-- SOURCE DATA start --

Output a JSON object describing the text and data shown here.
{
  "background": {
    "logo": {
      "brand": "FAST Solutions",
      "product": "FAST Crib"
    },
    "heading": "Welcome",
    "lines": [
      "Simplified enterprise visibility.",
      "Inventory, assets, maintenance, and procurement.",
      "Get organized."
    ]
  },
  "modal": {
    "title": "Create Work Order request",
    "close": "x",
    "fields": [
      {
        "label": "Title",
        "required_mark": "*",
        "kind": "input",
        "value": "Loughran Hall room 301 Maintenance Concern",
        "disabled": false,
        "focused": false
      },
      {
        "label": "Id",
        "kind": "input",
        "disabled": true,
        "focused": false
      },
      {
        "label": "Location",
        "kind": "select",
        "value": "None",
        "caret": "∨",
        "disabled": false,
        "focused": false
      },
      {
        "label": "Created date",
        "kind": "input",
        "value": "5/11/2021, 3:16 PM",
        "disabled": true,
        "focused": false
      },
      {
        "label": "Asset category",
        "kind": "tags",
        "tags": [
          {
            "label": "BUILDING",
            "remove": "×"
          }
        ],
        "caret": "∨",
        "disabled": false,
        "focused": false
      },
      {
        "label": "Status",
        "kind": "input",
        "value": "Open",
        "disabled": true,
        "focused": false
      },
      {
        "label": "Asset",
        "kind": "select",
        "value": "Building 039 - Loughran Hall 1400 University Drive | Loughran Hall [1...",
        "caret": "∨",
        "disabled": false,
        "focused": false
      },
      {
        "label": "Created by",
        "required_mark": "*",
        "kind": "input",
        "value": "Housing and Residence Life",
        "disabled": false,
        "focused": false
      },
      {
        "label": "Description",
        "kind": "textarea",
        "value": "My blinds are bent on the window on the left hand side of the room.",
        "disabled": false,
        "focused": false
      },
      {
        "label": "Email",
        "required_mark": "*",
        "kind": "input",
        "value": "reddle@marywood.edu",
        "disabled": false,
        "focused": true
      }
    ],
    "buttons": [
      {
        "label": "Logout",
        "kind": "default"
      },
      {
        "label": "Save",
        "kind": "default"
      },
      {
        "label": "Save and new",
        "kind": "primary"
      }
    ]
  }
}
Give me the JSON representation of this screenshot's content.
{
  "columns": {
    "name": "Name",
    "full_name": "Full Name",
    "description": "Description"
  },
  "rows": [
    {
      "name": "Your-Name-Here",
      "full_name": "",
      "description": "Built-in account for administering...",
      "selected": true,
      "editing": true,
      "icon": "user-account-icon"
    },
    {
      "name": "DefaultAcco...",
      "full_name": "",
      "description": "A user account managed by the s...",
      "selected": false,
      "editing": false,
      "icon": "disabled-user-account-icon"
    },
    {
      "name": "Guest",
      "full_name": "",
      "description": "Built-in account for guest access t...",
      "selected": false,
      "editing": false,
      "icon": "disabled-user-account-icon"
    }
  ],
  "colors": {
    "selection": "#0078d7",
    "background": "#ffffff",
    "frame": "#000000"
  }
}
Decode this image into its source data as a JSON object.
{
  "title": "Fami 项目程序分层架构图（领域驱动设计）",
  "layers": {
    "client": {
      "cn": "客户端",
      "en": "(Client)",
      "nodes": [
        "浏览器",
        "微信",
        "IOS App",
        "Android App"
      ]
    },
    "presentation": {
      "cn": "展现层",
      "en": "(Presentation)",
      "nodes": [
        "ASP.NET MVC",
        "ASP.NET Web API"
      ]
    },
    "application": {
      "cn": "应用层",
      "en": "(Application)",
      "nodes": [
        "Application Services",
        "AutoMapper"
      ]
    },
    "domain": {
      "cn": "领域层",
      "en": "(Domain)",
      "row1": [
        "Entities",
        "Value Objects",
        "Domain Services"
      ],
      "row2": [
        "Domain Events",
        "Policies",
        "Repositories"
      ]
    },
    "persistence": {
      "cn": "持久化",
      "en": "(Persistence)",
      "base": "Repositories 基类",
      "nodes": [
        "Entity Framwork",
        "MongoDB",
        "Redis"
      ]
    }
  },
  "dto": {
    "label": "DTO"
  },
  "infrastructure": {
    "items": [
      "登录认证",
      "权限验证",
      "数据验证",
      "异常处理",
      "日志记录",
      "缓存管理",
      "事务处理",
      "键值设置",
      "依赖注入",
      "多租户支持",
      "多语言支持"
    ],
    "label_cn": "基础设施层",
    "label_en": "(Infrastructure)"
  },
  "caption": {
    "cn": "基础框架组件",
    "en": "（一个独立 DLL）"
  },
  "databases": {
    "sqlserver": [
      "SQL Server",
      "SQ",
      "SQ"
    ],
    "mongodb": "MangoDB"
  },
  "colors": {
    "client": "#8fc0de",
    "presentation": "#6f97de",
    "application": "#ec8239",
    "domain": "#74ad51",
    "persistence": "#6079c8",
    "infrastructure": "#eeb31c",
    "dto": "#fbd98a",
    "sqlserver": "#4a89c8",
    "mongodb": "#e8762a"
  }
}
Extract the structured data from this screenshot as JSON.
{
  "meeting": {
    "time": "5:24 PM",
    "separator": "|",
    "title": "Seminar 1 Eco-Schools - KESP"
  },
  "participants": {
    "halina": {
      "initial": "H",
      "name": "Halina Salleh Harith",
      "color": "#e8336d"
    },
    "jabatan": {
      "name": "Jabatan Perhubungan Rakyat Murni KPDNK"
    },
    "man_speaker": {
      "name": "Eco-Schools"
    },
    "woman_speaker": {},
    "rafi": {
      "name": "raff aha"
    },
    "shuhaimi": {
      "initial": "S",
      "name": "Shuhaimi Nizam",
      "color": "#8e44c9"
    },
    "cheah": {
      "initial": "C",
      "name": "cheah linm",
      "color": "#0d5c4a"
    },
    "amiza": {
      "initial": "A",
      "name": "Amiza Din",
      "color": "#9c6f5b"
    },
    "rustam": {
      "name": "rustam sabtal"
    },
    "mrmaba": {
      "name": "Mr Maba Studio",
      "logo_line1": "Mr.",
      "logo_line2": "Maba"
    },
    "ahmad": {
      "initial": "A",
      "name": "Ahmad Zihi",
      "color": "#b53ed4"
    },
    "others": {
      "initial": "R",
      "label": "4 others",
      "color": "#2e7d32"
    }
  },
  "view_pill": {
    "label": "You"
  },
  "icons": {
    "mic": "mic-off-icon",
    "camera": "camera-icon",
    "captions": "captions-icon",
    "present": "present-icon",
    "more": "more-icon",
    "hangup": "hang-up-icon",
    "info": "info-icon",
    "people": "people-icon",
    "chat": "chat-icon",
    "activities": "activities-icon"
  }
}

-- SOURCE DATA end --

▶ _EXERCISE BRIEF_
Send back all of the entries exactly, with nothing missing.

▶ _ANSWER FOR THE TASK_
Output a JSON object describing the text and data shown here.
{
  "background": {
    "logo": {
      "brand": "FAST Solutions",
      "product": "FAST Crib"
    },
    "heading": "Welcome",
    "lines": [
      "Simplified enterprise visibility.",
      "Inventory, assets, maintenance, and procurement.",
      "Get organized."
    ]
  },
  "modal": {
    "title": "Create Work Order request",
    "close": "x",
    "fields": [
      {
        "label": "Title",
        "required_mark": "*",
        "kind": "input",
        "value": "Loughran Hall room 301 Maintenance Concern",
        "disabled": false,
        "focused": false
      },
      {
        "label": "Id",
        "kind": "input",
        "disabled": true,
        "focused": false
      },
      {
        "label": "Location",
        "kind": "select",
        "value": "None",
        "caret": "∨",
        "disabled": false,
        "focused": false
      },
      {
        "label": "Created date",
        "kind": "input",
        "value": "5/11/2021, 3:16 PM",
        "disabled": true,
        "focused": false
      },
      {
        "label": "Asset category",
        "kind": "tags",
        "tags": [
          {
            "label": "BUILDING",
            "remove": "×"
          }
        ],
        "caret": "∨",
        "disabled": false,
        "focused": false
      },
      {
        "label": "Status",
        "kind": "input",
        "value": "Open",
        "disabled": true,
        "focused": false
      },
      {
        "label": "Asset",
        "kind": "select",
        "value": "Building 039 - Loughran Hall 1400 University Drive | Loughran Hall [1...",
        "caret": "∨",
        "disabled": false,
        "focused": false
      },
      {
        "label": "Created by",
        "required_mark": "*",
        "kind": "input",
        "value": "Housing and Residence Life",
        "disabled": false,
        "focused": false
      },
      {
        "label": "Description",
        "kind": "textarea",
        "value": "My blinds are bent on the window on the left hand side of the room.",
        "disabled": false,
        "focused": false
      },
      {
        "label": "Email",
        "required_mark": "*",
        "kind": "input",
        "value": "reddle@marywood.edu",
        "disabled": false,
        "focused": true
      }
    ],
    "buttons": [
      {
        "label": "Logout",
        "kind": "default"
      },
      {
        "label": "Save",
        "kind": "default"
      },
      {
        "label": "Save and new",
        "kind": "primary"
      }
    ]
  }
}
Give me the JSON representation of this screenshot's content.
{
  "columns": {
    "name": "Name",
    "full_name": "Full Name",
    "description": "Description"
  },
  "rows": [
    {
      "name": "Your-Name-Here",
      "full_name": "",
      "description": "Built-in account for administering...",
      "selected": true,
      "editing": true,
      "icon": "user-account-icon"
    },
    {
      "name": "DefaultAcco...",
      "full_name": "",
      "description": "A user account managed by the s...",
      "selected": false,
      "editing": false,
      "icon": "disabled-user-account-icon"
    },
    {
      "name": "Guest",
      "full_name": "",
      "description": "Built-in account for guest access t...",
      "selected": false,
      "editing": false,
      "icon": "disabled-user-account-icon"
    }
  ],
  "colors": {
    "selection": "#0078d7",
    "background": "#ffffff",
    "frame": "#000000"
  }
}
Decode this image into its source data as a JSON object.
{
  "title": "Fami 项目程序分层架构图（领域驱动设计）",
  "layers": {
    "client": {
      "cn": "客户端",
      "en": "(Client)",
      "nodes": [
        "浏览器",
        "微信",
        "IOS App",
        "Android App"
      ]
    },
    "presentation": {
      "cn": "展现层",
      "en": "(Presentation)",
      "nodes": [
        "ASP.NET MVC",
        "ASP.NET Web API"
      ]
    },
    "application": {
      "cn": "应用层",
      "en": "(Application)",
      "nodes": [
        "Application Services",
        "AutoMapper"
      ]
    },
    "domain": {
      "cn": "领域层",
      "en": "(Domain)",
      "row1": [
        "Entities",
        "Value Objects",
        "Domain Services"
      ],
      "row2": [
        "Domain Events",
        "Policies",
        "Repositories"
      ]
    },
    "persistence": {
      "cn": "持久化",
      "en": "(Persistence)",
      "base": "Repositories 基类",
      "nodes": [
        "Entity Framwork",
        "MongoDB",
        "Redis"
      ]
    }
  },
  "dto": {
    "label": "DTO"
  },
  "infrastructure": {
    "items": [
      "登录认证",
      "权限验证",
      "数据验证",
      "异常处理",
      "日志记录",
      "缓存管理",
      "事务处理",
      "键值设置",
      "依赖注入",
      "多租户支持",
      "多语言支持"
    ],
    "label_cn": "基础设施层",
    "label_en": "(Infrastructure)"
  },
  "caption": {
    "cn": "基础框架组件",
    "en": "（一个独立 DLL）"
  },
  "databases": {
    "sqlserver": [
      "SQL Server",
      "SQ",
      "SQ"
    ],
    "mongodb": "MangoDB"
  },
  "colors": {
    "client": "#8fc0de",
    "presentation": "#6f97de",
    "application": "#ec8239",
    "domain": "#74ad51",
    "persistence": "#6079c8",
    "infrastructure": "#eeb31c",
    "dto": "#fbd98a",
    "sqlserver": "#4a89c8",
    "mongodb": "#e8762a"
  }
}
Extract the structured data from this screenshot as JSON.
{
  "meeting": {
    "time": "5:24 PM",
    "separator": "|",
    "title": "Seminar 1 Eco-Schools - KESP"
  },
  "participants": {
    "halina": {
      "initial": "H",
      "name": "Halina Salleh Harith",
      "color": "#e8336d"
    },
    "jabatan": {
      "name": "Jabatan Perhubungan Rakyat Murni KPDNK"
    },
    "man_speaker": {
      "name": "Eco-Schools"
    },
    "woman_speaker": {},
    "rafi": {
      "name": "raff aha"
    },
    "shuhaimi": {
      "initial": "S",
      "name": "Shuhaimi Nizam",
      "color": "#8e44c9"
    },
    "cheah": {
      "initial": "C",
      "name": "cheah linm",
      "color": "#0d5c4a"
    },
    "amiza": {
      "initial": "A",
      "name": "Amiza Din",
      "color": "#9c6f5b"
    },
    "rustam": {
      "name": "rustam sabtal"
    },
    "mrmaba": {
      "name": "Mr Maba Studio",
      "logo_line1": "Mr.",
      "logo_line2": "Maba"
    },
    "ahmad": {
      "initial": "A",
      "name": "Ahmad Zihi",
      "color": "#b53ed4"
    },
    "others": {
      "initial": "R",
      "label": "4 others",
      "color": "#2e7d32"
    }
  },
  "view_pill": {
    "label": "You"
  },
  "icons": {
    "mic": "mic-off-icon",
    "camera": "camera-icon",
    "captions": "captions-icon",
    "present": "present-icon",
    "more": "more-icon",
    "hangup": "hang-up-icon",
    "info": "info-icon",
    "people": "people-icon",
    "chat": "chat-icon",
    "activities": "activities-icon"
  }
}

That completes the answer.